(Stored data)
Segment Open
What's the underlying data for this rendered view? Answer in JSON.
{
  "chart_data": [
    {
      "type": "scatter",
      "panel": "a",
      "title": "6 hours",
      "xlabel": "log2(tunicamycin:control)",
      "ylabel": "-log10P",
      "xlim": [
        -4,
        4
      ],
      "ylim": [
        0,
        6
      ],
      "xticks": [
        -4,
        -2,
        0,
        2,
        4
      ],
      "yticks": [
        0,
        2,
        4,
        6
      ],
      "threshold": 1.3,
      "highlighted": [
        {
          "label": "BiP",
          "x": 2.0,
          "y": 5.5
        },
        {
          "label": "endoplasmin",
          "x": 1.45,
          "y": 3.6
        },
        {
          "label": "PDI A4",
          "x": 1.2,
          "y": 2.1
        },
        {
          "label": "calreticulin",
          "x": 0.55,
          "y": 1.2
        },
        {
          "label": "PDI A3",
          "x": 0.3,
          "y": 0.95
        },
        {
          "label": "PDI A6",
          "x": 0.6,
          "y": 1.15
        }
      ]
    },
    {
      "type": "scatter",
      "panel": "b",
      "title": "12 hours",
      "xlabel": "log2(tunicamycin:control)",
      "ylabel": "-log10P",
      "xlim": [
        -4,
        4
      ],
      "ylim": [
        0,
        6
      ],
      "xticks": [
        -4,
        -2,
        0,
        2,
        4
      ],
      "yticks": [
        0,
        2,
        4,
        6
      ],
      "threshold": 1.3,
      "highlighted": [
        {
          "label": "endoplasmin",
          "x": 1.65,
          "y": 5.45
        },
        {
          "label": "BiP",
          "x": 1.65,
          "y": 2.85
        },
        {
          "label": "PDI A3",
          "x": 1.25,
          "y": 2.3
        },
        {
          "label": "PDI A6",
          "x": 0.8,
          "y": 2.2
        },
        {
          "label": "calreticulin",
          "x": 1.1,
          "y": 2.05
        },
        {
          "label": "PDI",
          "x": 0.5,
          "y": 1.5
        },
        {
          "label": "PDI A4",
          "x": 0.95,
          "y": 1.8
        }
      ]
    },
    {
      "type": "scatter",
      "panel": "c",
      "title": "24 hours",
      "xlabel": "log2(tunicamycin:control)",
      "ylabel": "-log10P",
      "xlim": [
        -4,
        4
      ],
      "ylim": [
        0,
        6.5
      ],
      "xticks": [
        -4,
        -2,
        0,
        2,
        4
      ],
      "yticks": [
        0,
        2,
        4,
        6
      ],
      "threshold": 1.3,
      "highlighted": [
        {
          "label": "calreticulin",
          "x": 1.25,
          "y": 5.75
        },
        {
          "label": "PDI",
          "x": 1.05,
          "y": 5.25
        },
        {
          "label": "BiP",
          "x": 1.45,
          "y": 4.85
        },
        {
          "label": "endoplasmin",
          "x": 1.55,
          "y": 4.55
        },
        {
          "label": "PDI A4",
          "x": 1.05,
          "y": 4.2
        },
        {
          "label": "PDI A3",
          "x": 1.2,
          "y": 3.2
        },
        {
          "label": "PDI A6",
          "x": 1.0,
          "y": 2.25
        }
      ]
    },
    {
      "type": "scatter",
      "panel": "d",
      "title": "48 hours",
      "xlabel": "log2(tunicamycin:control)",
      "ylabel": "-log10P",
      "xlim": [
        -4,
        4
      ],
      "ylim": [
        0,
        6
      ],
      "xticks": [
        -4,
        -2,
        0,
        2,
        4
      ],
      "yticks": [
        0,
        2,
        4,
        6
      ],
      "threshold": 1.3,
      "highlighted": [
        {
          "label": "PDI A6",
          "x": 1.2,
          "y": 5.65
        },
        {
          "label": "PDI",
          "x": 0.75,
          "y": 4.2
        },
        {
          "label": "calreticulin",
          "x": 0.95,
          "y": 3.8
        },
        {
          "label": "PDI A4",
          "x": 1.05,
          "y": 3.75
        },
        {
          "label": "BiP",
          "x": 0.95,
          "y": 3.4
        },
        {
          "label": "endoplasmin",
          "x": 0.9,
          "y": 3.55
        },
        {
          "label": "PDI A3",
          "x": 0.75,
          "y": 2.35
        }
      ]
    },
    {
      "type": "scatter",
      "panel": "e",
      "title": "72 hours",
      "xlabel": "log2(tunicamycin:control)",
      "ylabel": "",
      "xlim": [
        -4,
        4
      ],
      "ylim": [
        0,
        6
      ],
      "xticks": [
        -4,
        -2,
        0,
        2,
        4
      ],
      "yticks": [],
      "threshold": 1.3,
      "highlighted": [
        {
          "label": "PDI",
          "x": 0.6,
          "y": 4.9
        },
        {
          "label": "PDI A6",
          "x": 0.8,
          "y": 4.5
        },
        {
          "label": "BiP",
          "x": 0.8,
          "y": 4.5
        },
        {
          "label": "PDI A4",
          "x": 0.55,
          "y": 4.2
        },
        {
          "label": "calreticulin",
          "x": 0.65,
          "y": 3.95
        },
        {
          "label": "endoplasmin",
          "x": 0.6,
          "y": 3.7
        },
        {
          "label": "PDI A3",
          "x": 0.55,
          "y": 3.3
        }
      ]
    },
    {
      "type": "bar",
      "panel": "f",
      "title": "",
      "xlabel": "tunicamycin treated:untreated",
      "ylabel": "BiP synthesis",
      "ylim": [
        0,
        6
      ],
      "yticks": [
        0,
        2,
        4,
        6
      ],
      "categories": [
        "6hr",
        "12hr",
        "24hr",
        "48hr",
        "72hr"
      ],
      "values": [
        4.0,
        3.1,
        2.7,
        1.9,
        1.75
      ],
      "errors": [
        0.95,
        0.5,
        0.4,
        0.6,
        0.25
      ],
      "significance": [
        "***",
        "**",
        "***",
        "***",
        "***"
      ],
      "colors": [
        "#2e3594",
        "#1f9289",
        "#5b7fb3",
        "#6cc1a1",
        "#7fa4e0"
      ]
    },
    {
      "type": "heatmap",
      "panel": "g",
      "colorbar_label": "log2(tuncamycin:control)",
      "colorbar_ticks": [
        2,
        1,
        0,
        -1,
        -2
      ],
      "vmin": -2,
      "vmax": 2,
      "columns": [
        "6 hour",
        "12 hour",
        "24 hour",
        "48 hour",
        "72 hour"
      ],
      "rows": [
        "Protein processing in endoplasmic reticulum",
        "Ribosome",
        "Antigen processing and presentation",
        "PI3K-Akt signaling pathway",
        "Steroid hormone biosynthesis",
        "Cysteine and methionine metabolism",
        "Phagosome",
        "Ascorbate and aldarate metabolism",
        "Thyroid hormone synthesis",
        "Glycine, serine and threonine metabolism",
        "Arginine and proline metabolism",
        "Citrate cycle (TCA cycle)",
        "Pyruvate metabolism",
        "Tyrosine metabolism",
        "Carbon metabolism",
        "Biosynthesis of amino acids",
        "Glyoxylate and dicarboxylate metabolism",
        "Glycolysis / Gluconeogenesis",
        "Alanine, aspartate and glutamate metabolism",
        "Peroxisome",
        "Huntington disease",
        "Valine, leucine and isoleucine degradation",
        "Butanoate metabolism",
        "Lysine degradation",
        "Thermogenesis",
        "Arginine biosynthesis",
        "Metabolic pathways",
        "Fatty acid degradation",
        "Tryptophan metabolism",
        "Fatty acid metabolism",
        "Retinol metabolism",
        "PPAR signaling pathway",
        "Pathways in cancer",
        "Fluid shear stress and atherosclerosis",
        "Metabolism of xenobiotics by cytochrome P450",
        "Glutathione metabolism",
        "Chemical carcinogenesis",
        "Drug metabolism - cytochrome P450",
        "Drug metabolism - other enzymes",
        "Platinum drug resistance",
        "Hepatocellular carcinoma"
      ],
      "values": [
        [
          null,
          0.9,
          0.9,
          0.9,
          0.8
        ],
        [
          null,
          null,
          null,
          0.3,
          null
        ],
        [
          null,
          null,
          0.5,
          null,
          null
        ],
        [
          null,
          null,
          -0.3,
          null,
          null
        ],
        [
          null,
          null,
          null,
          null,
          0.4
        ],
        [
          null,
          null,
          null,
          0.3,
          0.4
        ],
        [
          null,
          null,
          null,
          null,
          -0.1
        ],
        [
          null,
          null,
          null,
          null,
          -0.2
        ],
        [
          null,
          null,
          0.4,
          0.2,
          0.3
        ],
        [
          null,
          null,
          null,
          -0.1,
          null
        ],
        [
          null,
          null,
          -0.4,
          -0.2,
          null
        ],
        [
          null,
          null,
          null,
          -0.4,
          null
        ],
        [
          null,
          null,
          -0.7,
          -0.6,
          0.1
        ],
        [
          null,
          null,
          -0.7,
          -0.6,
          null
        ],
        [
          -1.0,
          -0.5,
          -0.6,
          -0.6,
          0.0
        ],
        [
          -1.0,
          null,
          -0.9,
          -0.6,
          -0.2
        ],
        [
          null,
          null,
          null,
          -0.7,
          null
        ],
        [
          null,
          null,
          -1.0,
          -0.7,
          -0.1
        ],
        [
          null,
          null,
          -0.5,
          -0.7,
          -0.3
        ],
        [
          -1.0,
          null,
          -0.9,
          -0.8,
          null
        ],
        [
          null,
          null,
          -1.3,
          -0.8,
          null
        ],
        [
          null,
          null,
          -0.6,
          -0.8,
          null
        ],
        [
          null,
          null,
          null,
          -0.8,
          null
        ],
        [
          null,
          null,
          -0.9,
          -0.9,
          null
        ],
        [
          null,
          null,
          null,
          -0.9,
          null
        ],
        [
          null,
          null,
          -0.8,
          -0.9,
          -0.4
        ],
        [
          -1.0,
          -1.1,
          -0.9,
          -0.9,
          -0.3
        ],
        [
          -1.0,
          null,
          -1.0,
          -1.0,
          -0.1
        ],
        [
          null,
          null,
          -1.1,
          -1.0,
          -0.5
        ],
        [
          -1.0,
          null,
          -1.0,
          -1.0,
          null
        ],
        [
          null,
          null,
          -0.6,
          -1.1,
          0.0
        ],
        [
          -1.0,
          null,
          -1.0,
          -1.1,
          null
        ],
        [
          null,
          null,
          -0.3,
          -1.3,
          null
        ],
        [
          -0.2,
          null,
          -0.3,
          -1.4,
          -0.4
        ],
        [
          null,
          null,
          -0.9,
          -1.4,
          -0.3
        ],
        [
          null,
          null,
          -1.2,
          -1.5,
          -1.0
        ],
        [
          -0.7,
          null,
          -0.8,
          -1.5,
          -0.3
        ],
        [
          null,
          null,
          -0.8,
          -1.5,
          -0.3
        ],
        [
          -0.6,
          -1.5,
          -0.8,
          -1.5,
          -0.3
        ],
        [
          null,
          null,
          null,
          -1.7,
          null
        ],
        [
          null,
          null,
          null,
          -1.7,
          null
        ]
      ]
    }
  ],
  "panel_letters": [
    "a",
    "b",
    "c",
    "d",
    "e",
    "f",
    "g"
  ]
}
Segment Closed
Which lines of the data include the string "signaling"? Copy each of them.

Solution to this exercise —
        "PI3K-Akt signaling pathway",
        "PPAR signaling pathway",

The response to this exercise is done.